What is asked => Select the lines of the records containing the word "wrong" and list them.

Source records =>
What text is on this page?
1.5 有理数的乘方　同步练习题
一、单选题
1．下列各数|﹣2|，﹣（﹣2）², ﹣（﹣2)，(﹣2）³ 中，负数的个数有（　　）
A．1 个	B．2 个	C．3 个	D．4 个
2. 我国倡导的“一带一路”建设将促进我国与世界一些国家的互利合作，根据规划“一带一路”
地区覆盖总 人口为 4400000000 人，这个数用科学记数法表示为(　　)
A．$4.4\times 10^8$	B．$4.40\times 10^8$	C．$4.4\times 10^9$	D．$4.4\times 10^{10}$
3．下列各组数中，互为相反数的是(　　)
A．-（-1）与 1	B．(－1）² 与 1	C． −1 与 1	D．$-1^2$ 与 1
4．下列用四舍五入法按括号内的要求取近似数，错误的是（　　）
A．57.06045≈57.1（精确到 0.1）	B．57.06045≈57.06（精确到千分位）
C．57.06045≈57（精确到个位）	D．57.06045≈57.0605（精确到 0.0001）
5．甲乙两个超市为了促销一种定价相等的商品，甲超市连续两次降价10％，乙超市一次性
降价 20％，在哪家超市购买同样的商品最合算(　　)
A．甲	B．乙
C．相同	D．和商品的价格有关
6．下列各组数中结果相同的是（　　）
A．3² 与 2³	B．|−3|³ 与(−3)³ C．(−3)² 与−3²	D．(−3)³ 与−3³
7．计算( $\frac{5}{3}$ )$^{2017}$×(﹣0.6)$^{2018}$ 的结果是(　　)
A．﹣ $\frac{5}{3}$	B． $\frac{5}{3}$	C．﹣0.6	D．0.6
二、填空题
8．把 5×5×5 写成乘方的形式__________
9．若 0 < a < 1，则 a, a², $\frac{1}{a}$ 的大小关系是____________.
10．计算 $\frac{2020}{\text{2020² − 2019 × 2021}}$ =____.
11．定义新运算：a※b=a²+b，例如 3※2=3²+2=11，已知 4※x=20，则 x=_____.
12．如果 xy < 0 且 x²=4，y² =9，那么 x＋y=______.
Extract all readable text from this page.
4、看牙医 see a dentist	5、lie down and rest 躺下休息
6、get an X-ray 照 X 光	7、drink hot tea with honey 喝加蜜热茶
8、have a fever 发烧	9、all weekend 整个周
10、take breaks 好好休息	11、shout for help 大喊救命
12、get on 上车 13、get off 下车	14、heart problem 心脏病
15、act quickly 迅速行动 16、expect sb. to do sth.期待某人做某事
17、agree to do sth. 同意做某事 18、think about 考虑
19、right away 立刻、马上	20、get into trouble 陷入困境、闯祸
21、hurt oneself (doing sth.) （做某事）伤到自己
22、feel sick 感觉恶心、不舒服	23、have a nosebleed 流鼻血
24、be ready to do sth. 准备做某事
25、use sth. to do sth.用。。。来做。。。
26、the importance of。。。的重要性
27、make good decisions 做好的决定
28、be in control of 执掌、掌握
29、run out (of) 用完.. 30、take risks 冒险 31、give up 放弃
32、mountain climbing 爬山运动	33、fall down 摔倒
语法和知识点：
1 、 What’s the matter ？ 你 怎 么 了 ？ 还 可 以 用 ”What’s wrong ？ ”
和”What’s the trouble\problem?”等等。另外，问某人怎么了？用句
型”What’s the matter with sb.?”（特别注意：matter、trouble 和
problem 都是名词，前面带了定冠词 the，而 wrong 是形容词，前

Correct response =>
1 、 What’s the matter ？ 你 怎 么 了 ？ 还 可 以 用 ”What’s wrong ？ ”
problem 都是名词，前面带了定冠词 the，而 wrong 是形容词，前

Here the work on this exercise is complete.